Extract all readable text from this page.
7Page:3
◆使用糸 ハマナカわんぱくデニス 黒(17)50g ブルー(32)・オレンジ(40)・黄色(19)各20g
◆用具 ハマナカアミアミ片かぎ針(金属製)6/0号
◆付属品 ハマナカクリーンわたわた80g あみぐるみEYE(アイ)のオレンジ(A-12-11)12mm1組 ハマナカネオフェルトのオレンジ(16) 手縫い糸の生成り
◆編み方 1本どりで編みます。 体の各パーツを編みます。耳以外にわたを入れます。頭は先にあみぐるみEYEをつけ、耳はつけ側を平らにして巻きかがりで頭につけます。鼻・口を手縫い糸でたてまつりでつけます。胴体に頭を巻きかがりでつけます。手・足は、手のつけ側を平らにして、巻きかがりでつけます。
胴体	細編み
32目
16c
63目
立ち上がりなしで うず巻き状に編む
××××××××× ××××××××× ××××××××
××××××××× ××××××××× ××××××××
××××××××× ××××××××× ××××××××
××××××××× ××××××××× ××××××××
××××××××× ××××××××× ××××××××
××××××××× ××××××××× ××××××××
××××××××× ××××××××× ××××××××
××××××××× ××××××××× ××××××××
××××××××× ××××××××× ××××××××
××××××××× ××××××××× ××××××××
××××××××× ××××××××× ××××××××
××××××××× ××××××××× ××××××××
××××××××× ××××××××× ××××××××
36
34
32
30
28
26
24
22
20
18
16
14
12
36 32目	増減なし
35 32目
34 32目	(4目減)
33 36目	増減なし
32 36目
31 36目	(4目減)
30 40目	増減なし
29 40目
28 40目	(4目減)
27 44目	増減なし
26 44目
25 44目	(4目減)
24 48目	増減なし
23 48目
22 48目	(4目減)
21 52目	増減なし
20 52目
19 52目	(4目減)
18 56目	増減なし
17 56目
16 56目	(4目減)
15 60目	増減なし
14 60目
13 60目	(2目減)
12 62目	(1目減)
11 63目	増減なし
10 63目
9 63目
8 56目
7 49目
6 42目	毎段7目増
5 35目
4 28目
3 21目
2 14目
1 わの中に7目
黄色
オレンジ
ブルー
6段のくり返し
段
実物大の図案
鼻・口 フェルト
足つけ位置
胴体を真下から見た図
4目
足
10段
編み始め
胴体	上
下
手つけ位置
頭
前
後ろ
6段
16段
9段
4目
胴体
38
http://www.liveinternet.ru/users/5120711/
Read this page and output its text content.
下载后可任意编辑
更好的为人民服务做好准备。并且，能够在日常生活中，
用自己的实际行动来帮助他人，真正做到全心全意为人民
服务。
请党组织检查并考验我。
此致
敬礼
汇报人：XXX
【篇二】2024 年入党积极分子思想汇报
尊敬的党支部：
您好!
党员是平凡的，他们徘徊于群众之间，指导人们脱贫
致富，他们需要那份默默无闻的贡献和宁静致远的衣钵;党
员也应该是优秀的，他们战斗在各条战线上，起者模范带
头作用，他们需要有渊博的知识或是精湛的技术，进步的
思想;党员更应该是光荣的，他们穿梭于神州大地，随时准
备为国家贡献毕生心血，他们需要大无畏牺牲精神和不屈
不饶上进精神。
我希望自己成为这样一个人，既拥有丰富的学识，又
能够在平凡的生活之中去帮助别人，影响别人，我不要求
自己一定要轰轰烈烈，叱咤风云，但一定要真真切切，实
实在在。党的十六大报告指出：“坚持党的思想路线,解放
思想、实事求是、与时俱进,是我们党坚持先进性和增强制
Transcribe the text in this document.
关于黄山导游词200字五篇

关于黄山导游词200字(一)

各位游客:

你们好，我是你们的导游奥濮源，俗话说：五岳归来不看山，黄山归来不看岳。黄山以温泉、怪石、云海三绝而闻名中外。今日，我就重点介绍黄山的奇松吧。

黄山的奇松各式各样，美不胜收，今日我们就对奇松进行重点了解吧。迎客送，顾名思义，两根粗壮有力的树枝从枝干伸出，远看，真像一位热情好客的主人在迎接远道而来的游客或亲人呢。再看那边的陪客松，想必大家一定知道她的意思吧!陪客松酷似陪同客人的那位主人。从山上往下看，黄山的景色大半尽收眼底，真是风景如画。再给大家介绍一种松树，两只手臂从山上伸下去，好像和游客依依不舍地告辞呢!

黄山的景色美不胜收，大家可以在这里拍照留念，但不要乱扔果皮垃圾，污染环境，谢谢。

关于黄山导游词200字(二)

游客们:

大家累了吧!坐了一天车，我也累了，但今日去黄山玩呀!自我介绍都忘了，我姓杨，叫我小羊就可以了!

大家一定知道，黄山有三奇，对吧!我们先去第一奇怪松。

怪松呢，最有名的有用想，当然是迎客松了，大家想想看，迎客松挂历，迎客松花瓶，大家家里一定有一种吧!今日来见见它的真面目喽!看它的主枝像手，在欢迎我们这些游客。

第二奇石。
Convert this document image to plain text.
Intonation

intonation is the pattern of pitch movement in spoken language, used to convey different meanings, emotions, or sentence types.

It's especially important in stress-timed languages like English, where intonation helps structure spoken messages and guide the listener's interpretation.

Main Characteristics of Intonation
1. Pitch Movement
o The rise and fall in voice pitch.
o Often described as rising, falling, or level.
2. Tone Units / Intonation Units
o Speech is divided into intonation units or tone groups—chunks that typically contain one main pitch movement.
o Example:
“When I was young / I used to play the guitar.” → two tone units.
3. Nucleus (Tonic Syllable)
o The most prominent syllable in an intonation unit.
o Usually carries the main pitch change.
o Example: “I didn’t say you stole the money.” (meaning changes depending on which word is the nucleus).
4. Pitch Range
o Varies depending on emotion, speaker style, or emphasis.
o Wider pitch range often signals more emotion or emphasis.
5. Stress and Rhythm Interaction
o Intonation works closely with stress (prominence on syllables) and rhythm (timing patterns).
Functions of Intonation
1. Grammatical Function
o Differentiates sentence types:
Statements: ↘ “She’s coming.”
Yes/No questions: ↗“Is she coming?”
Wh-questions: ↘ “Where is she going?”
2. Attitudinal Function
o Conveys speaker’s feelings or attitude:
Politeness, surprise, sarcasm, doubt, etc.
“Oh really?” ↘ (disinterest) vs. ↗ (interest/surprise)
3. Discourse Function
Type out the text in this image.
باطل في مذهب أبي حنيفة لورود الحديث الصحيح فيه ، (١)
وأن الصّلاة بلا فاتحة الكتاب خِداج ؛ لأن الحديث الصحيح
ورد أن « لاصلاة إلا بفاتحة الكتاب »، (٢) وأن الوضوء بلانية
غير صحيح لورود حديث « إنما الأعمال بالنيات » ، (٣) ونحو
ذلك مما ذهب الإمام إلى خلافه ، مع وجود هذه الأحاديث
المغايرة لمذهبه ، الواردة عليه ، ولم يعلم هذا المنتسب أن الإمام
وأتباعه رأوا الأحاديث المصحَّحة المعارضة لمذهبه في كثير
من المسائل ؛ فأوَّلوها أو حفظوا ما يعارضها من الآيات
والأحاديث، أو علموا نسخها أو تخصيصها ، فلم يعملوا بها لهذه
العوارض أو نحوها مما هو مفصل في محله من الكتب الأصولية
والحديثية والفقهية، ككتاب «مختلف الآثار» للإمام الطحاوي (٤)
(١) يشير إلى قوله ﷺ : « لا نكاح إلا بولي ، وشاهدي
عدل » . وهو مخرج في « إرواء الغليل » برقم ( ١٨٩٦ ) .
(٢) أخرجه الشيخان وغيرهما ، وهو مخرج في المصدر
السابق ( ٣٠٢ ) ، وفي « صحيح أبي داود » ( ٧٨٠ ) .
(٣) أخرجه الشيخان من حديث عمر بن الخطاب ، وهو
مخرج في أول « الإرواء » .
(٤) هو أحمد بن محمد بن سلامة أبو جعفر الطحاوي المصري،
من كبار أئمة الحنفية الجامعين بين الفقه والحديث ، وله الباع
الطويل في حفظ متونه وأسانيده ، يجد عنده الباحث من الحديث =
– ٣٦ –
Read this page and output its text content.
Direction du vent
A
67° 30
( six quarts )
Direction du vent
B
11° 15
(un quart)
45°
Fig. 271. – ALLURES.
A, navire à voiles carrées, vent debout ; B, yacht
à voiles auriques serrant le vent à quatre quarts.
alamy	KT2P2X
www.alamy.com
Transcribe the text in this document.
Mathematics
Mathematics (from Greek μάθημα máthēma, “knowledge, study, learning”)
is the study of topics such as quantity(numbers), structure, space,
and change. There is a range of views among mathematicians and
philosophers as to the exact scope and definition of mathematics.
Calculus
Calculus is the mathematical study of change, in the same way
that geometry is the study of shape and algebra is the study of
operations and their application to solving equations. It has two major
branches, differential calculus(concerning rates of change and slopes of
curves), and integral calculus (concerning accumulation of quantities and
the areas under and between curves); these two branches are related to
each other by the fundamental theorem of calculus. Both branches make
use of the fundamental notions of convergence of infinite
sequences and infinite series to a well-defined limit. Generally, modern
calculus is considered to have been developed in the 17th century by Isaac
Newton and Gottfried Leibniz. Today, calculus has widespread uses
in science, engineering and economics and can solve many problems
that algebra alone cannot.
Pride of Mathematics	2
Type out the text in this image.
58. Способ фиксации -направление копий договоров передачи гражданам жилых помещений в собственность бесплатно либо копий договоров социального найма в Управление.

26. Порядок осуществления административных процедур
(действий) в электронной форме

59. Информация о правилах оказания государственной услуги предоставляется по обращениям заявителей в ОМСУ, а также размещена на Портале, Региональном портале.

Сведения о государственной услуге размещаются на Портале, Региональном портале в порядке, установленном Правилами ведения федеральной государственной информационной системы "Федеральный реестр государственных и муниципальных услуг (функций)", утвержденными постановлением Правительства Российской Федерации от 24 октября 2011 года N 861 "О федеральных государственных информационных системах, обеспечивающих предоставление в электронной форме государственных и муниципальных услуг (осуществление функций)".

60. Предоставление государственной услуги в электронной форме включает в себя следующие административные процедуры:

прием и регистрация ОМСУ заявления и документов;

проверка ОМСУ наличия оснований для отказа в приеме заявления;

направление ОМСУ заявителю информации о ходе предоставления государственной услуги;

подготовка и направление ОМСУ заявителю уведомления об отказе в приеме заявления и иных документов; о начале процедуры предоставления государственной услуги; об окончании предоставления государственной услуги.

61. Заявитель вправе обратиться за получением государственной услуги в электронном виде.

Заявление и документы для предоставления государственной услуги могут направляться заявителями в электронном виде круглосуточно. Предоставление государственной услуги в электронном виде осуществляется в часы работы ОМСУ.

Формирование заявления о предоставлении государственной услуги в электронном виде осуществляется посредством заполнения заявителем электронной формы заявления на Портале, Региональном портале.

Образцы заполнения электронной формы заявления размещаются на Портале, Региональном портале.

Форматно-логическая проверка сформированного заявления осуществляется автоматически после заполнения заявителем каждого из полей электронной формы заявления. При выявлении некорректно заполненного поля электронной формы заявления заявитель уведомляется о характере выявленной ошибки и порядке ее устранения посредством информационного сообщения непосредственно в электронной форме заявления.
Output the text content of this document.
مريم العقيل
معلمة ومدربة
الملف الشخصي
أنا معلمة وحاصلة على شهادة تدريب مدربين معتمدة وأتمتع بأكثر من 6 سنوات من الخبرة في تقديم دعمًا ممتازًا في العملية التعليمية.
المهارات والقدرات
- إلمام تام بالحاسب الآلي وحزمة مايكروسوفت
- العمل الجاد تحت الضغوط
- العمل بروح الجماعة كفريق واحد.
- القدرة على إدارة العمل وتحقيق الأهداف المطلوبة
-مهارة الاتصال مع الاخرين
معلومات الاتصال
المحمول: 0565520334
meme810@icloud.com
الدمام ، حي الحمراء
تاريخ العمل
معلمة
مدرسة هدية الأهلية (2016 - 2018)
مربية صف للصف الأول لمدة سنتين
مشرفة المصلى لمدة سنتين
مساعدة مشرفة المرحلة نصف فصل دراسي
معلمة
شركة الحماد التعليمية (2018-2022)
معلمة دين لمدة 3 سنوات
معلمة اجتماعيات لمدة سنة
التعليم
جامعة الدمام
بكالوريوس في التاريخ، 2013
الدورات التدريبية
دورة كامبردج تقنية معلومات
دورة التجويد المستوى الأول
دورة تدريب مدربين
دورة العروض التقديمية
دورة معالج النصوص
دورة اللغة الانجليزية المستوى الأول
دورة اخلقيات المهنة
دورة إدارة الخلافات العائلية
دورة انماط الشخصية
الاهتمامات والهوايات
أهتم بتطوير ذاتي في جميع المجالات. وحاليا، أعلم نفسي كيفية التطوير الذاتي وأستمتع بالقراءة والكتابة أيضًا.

※

__DIRECTIONS__
Pick out and copy the lines of the material that include the word "الطحاوي".

__EXERCISE RESPONSE__
والحديثية والفقهية، ككتاب «مختلف الآثار» للإمام الطحاوي (٤)
(٤) هو أحمد بن محمد بن سلامة أبو جعفر الطحاوي المصري،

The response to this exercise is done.